## BEGIN Provided records

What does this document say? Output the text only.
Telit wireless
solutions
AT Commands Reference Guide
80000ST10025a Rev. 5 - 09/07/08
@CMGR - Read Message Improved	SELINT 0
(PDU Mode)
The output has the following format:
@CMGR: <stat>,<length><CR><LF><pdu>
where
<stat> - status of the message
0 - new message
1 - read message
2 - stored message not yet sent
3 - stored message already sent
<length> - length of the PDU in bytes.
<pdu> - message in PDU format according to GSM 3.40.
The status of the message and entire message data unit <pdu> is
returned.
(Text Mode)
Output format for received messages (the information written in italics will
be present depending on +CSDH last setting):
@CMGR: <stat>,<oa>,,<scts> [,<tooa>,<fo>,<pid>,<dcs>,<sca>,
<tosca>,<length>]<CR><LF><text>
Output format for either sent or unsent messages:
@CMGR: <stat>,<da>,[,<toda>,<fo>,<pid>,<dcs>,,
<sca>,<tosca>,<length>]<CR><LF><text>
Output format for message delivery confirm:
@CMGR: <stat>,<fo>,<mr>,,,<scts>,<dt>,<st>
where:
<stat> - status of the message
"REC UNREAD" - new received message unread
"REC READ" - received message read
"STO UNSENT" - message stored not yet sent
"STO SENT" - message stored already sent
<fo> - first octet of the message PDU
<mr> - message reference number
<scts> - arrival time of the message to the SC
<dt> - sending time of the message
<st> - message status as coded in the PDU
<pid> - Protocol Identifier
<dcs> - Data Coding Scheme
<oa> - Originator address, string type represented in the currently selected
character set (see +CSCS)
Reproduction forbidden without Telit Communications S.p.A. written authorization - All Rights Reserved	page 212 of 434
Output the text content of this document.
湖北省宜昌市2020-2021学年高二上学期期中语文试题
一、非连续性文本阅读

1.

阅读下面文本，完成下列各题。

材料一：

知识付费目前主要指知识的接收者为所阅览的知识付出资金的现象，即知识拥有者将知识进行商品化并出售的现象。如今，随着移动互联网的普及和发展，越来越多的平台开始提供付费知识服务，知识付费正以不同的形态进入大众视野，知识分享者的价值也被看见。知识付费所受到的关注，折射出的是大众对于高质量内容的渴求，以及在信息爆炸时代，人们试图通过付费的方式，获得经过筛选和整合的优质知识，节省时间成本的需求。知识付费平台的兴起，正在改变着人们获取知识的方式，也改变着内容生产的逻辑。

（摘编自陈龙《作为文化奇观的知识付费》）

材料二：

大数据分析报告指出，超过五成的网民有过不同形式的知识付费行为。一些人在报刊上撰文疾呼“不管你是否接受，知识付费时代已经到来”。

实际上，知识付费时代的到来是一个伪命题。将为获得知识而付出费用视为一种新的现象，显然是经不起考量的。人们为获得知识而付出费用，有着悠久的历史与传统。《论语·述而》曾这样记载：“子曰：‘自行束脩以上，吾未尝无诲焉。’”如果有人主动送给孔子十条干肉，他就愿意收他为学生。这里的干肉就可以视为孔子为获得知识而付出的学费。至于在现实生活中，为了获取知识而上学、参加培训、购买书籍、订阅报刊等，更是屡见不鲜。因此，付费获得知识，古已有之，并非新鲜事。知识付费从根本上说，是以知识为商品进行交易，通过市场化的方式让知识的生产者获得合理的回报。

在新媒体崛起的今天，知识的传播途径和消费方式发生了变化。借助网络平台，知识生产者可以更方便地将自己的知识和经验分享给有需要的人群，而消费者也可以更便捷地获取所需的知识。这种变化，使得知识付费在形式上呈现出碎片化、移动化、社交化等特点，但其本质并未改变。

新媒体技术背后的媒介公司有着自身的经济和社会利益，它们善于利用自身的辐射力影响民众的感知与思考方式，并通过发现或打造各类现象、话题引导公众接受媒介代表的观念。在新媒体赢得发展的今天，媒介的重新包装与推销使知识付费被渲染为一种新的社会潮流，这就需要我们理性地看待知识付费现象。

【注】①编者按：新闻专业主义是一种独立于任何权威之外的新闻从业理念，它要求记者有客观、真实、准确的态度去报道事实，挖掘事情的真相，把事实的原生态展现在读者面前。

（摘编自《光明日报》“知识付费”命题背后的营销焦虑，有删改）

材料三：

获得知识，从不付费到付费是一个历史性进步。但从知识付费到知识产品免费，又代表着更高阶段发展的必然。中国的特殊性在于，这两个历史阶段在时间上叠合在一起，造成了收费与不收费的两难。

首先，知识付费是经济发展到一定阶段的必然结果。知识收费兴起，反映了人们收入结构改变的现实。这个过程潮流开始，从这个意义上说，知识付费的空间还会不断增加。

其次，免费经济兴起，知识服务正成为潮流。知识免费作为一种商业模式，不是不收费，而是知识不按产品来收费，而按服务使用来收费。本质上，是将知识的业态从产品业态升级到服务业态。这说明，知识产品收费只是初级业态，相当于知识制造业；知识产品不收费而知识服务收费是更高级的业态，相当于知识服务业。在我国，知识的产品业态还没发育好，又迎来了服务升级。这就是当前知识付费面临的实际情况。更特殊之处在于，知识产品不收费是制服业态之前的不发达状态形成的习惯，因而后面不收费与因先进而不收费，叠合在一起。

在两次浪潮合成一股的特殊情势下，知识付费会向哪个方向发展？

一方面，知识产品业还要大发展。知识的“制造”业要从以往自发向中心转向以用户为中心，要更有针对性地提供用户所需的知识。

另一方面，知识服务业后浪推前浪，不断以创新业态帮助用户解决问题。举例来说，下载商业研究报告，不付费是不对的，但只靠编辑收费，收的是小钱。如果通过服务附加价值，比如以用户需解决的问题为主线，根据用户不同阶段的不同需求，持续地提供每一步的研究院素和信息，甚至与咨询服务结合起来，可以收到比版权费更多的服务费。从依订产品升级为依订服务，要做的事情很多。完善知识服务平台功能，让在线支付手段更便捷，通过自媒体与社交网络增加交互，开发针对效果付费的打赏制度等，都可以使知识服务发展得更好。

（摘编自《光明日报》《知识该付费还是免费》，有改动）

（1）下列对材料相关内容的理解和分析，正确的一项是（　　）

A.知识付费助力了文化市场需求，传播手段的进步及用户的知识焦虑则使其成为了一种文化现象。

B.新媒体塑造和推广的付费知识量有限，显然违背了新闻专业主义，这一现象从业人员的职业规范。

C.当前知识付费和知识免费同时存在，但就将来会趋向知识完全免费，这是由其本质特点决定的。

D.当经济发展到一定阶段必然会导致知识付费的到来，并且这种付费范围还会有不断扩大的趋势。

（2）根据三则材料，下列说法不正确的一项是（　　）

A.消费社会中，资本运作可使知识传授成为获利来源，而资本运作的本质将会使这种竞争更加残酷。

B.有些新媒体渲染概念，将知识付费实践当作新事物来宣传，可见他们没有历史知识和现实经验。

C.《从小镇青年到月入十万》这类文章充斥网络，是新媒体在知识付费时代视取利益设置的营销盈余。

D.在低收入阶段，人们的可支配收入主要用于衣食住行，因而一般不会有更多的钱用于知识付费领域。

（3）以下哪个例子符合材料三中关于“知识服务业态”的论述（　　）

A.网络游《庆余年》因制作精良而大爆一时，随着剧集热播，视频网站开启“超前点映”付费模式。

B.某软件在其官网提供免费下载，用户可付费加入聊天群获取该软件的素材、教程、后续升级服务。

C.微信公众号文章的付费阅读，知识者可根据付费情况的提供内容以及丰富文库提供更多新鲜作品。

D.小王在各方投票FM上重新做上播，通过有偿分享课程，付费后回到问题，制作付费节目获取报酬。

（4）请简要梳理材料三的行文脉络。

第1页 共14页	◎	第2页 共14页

## END Provided records

Single out each line of the records above with the string "written" in it, and copy it.

Output format for received messages (the information written in italics will
Reproduction forbidden without Telit Communications S.p.A. written authorization - All Rights Reserved	page 212 of 434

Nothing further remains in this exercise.